** Start RECORDED DATA **
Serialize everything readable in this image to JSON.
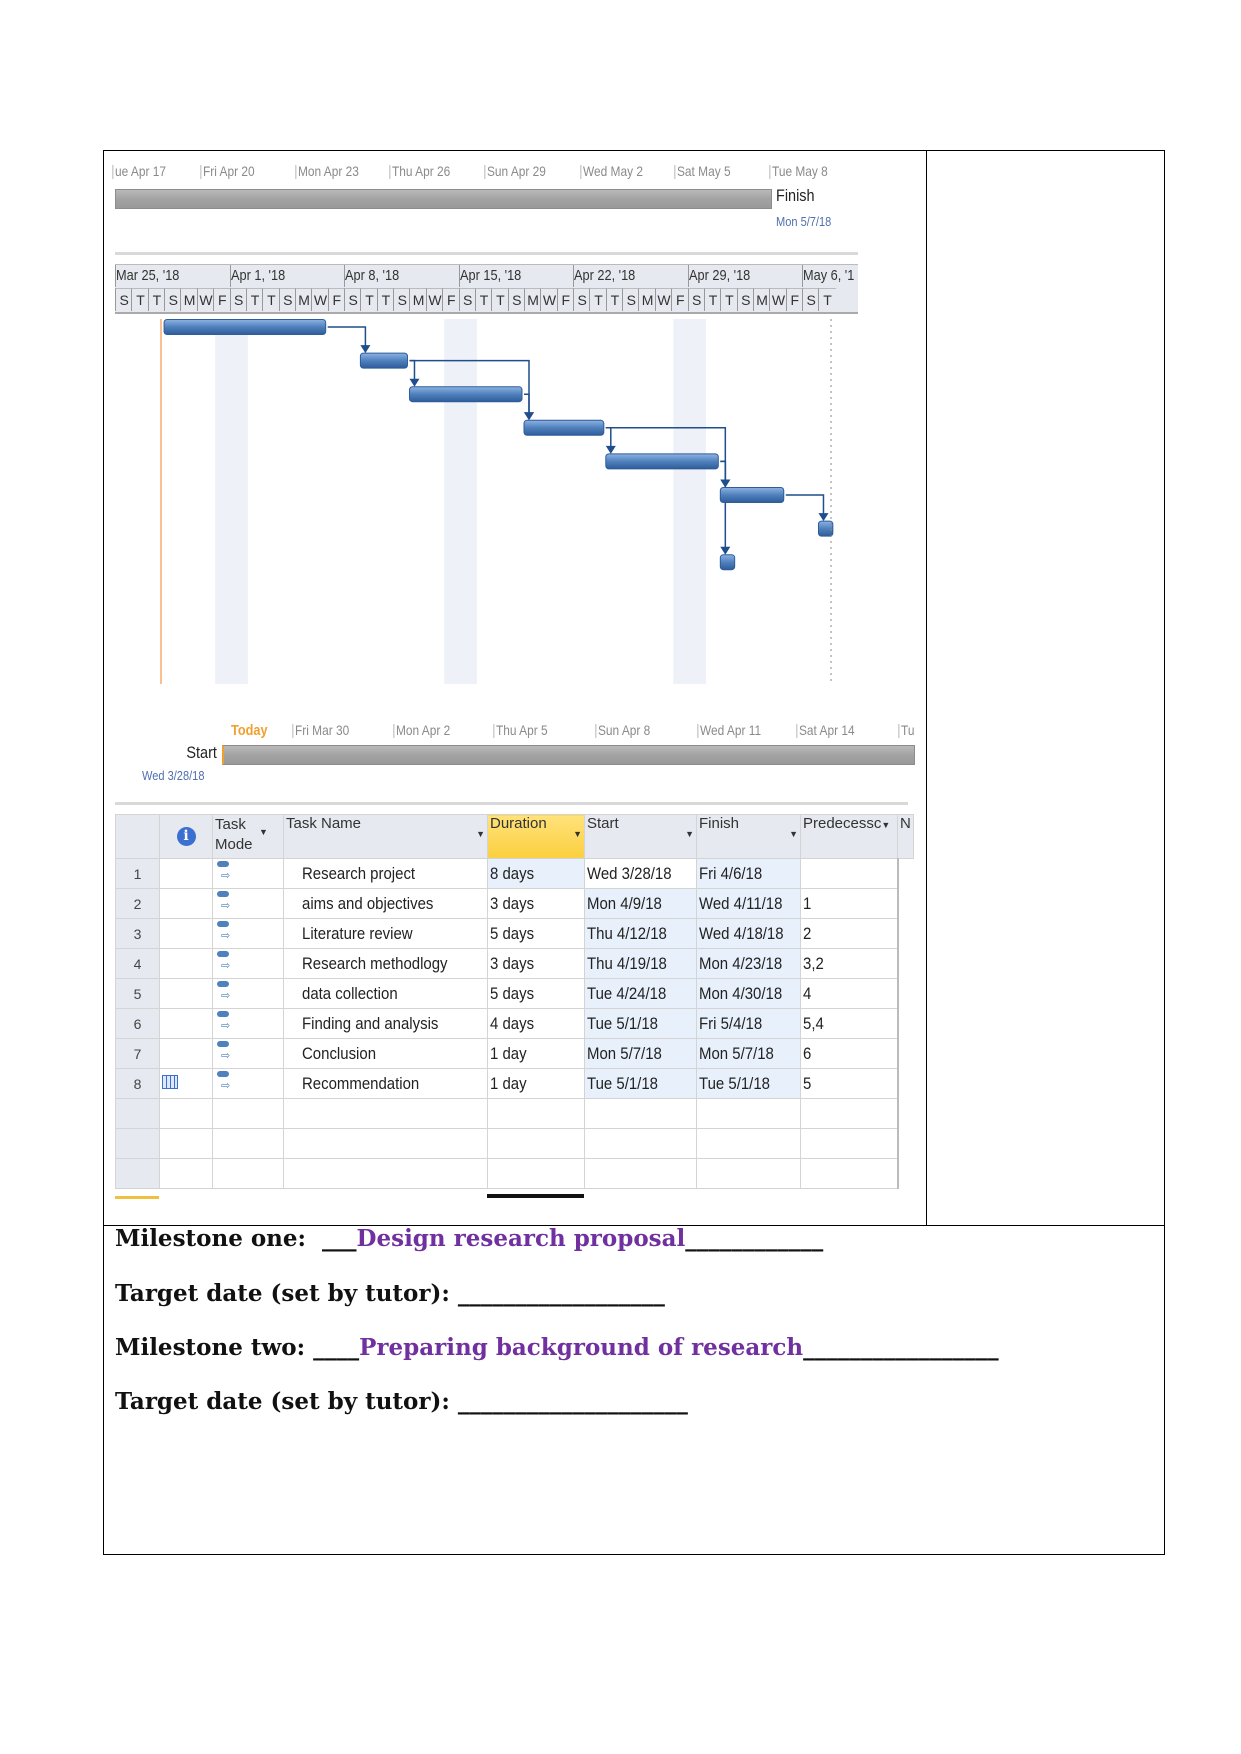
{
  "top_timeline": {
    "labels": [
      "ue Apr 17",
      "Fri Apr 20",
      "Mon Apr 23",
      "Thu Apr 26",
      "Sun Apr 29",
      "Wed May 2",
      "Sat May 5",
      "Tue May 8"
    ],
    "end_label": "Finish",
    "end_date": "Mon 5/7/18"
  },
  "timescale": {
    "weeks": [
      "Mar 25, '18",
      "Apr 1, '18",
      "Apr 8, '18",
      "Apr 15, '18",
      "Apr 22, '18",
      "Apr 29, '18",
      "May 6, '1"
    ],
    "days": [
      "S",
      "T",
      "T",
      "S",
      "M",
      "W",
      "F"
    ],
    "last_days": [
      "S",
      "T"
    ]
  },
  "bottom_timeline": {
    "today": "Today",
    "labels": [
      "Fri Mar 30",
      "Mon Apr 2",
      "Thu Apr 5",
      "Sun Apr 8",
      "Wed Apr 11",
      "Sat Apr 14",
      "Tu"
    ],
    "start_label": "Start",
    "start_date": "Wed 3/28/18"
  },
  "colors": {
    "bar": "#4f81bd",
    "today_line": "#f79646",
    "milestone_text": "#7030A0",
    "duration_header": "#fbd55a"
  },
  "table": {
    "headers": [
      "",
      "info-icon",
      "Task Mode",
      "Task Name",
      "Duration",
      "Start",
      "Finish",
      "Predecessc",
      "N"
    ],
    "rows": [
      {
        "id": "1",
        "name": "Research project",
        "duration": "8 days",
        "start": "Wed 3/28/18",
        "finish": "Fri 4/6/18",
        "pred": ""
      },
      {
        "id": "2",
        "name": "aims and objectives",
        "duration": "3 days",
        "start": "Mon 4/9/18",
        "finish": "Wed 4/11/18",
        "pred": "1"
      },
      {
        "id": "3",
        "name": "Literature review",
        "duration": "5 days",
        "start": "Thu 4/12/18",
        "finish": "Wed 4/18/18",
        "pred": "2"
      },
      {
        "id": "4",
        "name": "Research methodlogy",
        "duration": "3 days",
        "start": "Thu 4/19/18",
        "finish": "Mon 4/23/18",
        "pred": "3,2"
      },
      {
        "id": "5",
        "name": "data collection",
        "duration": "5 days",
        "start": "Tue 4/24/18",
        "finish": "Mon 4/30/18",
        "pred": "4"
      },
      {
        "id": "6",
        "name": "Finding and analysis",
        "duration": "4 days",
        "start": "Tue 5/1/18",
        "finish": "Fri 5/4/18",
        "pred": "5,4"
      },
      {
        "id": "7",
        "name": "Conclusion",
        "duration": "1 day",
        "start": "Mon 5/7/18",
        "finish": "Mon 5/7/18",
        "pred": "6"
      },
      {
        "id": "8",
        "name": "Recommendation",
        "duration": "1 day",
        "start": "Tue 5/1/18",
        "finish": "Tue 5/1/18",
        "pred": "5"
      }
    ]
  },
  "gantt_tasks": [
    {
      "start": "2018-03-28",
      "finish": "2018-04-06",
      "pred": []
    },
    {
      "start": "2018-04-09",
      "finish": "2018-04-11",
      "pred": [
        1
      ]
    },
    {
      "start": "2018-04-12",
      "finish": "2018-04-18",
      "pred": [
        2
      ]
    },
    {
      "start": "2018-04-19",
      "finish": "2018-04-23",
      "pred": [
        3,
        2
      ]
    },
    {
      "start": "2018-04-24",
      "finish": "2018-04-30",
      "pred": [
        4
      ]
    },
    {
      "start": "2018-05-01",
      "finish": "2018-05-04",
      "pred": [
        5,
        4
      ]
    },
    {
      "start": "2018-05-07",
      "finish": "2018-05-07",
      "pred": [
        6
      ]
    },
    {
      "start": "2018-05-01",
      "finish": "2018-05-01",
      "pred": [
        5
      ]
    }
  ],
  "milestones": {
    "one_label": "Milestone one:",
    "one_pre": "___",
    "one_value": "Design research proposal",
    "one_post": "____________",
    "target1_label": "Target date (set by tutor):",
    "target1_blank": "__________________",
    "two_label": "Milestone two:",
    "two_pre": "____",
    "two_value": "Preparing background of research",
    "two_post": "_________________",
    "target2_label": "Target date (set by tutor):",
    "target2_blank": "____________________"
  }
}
** End RECORDED DATA **
> **SET PROBLEM**: Quote the preceding listing precisely and completely, omitting its images.

> **RESPONSE TO THE TASK**:
Serialize everything readable in this image to JSON.
{
  "top_timeline": {
    "labels": [
      "ue Apr 17",
      "Fri Apr 20",
      "Mon Apr 23",
      "Thu Apr 26",
      "Sun Apr 29",
      "Wed May 2",
      "Sat May 5",
      "Tue May 8"
    ],
    "end_label": "Finish",
    "end_date": "Mon 5/7/18"
  },
  "timescale": {
    "weeks": [
      "Mar 25, '18",
      "Apr 1, '18",
      "Apr 8, '18",
      "Apr 15, '18",
      "Apr 22, '18",
      "Apr 29, '18",
      "May 6, '1"
    ],
    "days": [
      "S",
      "T",
      "T",
      "S",
      "M",
      "W",
      "F"
    ],
    "last_days": [
      "S",
      "T"
    ]
  },
  "bottom_timeline": {
    "today": "Today",
    "labels": [
      "Fri Mar 30",
      "Mon Apr 2",
      "Thu Apr 5",
      "Sun Apr 8",
      "Wed Apr 11",
      "Sat Apr 14",
      "Tu"
    ],
    "start_label": "Start",
    "start_date": "Wed 3/28/18"
  },
  "colors": {
    "bar": "#4f81bd",
    "today_line": "#f79646",
    "milestone_text": "#7030A0",
    "duration_header": "#fbd55a"
  },
  "table": {
    "headers": [
      "",
      "info-icon",
      "Task Mode",
      "Task Name",
      "Duration",
      "Start",
      "Finish",
      "Predecessc",
      "N"
    ],
    "rows": [
      {
        "id": "1",
        "name": "Research project",
        "duration": "8 days",
        "start": "Wed 3/28/18",
        "finish": "Fri 4/6/18",
        "pred": ""
      },
      {
        "id": "2",
        "name": "aims and objectives",
        "duration": "3 days",
        "start": "Mon 4/9/18",
        "finish": "Wed 4/11/18",
        "pred": "1"
      },
      {
        "id": "3",
        "name": "Literature review",
        "duration": "5 days",
        "start": "Thu 4/12/18",
        "finish": "Wed 4/18/18",
        "pred": "2"
      },
      {
        "id": "4",
        "name": "Research methodlogy",
        "duration": "3 days",
        "start": "Thu 4/19/18",
        "finish": "Mon 4/23/18",
        "pred": "3,2"
      },
      {
        "id": "5",
        "name": "data collection",
        "duration": "5 days",
        "start": "Tue 4/24/18",
        "finish": "Mon 4/30/18",
        "pred": "4"
      },
      {
        "id": "6",
        "name": "Finding and analysis",
        "duration": "4 days",
        "start": "Tue 5/1/18",
        "finish": "Fri 5/4/18",
        "pred": "5,4"
      },
      {
        "id": "7",
        "name": "Conclusion",
        "duration": "1 day",
        "start": "Mon 5/7/18",
        "finish": "Mon 5/7/18",
        "pred": "6"
      },
      {
        "id": "8",
        "name": "Recommendation",
        "duration": "1 day",
        "start": "Tue 5/1/18",
        "finish": "Tue 5/1/18",
        "pred": "5"
      }
    ]
  },
  "gantt_tasks": [
    {
      "start": "2018-03-28",
      "finish": "2018-04-06",
      "pred": []
    },
    {
      "start": "2018-04-09",
      "finish": "2018-04-11",
      "pred": [
        1
      ]
    },
    {
      "start": "2018-04-12",
      "finish": "2018-04-18",
      "pred": [
        2
      ]
    },
    {
      "start": "2018-04-19",
      "finish": "2018-04-23",
      "pred": [
        3,
        2
      ]
    },
    {
      "start": "2018-04-24",
      "finish": "2018-04-30",
      "pred": [
        4
      ]
    },
    {
      "start": "2018-05-01",
      "finish": "2018-05-04",
      "pred": [
        5,
        4
      ]
    },
    {
      "start": "2018-05-07",
      "finish": "2018-05-07",
      "pred": [
        6
      ]
    },
    {
      "start": "2018-05-01",
      "finish": "2018-05-01",
      "pred": [
        5
      ]
    }
  ],
  "milestones": {
    "one_label": "Milestone one:",
    "one_pre": "___",
    "one_value": "Design research proposal",
    "one_post": "____________",
    "target1_label": "Target date (set by tutor):",
    "target1_blank": "__________________",
    "two_label": "Milestone two:",
    "two_pre": "____",
    "two_value": "Preparing background of research",
    "two_post": "_________________",
    "target2_label": "Target date (set by tutor):",
    "target2_blank": "____________________"
  }
}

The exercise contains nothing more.